Written problem: Extract, exactly as written, all lines of the material below from the line that includes "Convert this screenshot" through its last line.

Data provided:
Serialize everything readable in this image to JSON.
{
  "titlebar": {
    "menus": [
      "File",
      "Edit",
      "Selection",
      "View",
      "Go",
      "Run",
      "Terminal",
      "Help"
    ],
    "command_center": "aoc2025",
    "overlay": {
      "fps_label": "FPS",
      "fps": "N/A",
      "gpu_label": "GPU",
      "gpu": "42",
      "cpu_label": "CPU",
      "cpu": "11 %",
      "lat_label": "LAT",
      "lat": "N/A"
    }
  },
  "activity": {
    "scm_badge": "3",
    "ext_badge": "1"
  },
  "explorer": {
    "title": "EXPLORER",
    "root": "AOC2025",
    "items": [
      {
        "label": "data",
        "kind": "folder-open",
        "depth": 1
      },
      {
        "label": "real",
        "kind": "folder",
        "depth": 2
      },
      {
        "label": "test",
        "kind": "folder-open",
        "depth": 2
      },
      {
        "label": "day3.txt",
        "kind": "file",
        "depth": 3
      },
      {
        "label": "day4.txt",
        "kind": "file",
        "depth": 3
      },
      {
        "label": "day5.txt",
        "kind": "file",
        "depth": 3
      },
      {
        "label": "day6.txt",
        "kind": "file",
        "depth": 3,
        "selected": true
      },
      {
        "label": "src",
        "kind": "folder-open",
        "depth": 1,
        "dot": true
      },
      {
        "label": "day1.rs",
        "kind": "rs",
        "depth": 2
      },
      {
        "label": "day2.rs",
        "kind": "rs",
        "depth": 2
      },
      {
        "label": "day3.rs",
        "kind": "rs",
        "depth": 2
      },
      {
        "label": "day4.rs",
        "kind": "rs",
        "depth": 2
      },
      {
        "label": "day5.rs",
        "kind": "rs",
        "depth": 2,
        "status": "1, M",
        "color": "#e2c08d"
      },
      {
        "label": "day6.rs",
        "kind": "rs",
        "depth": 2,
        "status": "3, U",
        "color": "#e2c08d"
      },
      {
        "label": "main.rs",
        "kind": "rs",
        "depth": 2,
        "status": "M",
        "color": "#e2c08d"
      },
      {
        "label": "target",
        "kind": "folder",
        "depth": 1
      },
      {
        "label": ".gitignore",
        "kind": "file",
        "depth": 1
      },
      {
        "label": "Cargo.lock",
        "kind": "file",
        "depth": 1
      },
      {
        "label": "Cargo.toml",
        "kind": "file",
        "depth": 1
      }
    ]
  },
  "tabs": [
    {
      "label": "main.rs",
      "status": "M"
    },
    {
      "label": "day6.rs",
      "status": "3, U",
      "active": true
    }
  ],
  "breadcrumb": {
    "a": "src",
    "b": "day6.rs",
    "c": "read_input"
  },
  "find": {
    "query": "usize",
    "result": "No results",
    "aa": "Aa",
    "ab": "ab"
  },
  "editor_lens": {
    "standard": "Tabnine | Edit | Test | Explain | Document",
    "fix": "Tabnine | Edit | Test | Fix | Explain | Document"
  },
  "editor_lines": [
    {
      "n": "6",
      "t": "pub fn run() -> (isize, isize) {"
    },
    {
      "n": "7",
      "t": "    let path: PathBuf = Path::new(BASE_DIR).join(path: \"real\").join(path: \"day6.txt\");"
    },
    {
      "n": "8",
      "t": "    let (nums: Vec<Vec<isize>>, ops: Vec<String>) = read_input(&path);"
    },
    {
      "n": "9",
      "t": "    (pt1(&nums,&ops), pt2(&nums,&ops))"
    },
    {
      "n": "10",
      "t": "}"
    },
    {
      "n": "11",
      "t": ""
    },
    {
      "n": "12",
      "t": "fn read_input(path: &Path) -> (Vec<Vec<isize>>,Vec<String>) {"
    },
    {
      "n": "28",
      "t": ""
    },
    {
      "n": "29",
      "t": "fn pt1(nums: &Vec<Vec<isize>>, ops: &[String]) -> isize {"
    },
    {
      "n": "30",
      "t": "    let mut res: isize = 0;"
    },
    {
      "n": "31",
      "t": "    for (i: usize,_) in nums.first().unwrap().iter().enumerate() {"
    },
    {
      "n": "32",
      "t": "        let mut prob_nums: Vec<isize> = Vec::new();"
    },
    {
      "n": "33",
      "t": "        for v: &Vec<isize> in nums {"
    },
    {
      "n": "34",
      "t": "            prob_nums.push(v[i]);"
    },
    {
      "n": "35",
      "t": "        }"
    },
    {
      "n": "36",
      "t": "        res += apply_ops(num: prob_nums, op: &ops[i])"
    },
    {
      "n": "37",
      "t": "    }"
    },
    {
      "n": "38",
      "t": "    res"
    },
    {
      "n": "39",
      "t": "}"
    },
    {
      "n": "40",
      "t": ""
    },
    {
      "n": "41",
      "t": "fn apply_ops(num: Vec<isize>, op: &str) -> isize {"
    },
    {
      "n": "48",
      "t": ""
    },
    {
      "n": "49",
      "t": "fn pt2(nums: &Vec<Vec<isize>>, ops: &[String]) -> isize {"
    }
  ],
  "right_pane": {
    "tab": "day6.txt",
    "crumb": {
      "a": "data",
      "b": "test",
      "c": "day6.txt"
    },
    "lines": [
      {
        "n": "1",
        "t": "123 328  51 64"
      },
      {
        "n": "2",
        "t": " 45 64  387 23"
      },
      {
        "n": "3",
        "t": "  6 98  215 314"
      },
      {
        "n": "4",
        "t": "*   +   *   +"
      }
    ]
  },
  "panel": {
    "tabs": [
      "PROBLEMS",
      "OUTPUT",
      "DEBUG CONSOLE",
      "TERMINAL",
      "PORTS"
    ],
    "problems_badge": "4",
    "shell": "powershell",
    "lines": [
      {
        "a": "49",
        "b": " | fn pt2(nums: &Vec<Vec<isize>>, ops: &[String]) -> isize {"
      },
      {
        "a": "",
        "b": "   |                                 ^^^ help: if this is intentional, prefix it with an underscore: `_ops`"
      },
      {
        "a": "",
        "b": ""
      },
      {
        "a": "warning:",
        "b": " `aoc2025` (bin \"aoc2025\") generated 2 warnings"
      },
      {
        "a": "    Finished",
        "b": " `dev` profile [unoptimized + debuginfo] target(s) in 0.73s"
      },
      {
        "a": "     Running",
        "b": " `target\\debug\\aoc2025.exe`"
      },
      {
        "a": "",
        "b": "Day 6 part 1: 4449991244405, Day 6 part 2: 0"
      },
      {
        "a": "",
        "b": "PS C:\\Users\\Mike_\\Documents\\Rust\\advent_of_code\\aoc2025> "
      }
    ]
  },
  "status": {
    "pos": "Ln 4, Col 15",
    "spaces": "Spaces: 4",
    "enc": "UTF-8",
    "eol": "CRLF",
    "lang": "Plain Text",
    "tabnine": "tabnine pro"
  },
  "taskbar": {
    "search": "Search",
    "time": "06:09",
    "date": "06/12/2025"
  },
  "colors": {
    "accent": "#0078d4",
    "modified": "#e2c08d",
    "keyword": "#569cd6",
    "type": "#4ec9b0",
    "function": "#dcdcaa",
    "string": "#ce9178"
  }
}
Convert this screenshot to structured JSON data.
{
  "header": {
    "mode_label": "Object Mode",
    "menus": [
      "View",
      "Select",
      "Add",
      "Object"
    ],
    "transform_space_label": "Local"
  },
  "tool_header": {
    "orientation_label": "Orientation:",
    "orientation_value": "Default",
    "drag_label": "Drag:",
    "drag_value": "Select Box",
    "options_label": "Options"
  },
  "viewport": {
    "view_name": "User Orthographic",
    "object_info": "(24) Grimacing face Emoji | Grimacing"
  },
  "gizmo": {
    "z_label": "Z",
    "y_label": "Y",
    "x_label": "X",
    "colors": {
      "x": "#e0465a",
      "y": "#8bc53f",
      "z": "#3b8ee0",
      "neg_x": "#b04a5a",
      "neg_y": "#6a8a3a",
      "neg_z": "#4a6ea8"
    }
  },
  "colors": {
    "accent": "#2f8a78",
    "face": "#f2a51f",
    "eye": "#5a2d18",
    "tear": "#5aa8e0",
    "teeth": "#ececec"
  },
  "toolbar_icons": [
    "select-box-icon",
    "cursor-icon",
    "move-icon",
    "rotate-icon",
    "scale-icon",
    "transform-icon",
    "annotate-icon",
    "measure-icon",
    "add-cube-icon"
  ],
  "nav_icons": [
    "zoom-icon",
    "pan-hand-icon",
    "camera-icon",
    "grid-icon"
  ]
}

Task answer:
Convert this screenshot to structured JSON data.
{
  "header": {
    "mode_label": "Object Mode",
    "menus": [
      "View",
      "Select",
      "Add",
      "Object"
    ],
    "transform_space_label": "Local"
  },
  "tool_header": {
    "orientation_label": "Orientation:",
    "orientation_value": "Default",
    "drag_label": "Drag:",
    "drag_value": "Select Box",
    "options_label": "Options"
  },
  "viewport": {
    "view_name": "User Orthographic",
    "object_info": "(24) Grimacing face Emoji | Grimacing"
  },
  "gizmo": {
    "z_label": "Z",
    "y_label": "Y",
    "x_label": "X",
    "colors": {
      "x": "#e0465a",
      "y": "#8bc53f",
      "z": "#3b8ee0",
      "neg_x": "#b04a5a",
      "neg_y": "#6a8a3a",
      "neg_z": "#4a6ea8"
    }
  },
  "colors": {
    "accent": "#2f8a78",
    "face": "#f2a51f",
    "eye": "#5a2d18",
    "tear": "#5aa8e0",
    "teeth": "#ececec"
  },
  "toolbar_icons": [
    "select-box-icon",
    "cursor-icon",
    "move-icon",
    "rotate-icon",
    "scale-icon",
    "transform-icon",
    "annotate-icon",
    "measure-icon",
    "add-cube-icon"
  ],
  "nav_icons": [
    "zoom-icon",
    "pan-hand-icon",
    "camera-icon",
    "grid-icon"
  ]
}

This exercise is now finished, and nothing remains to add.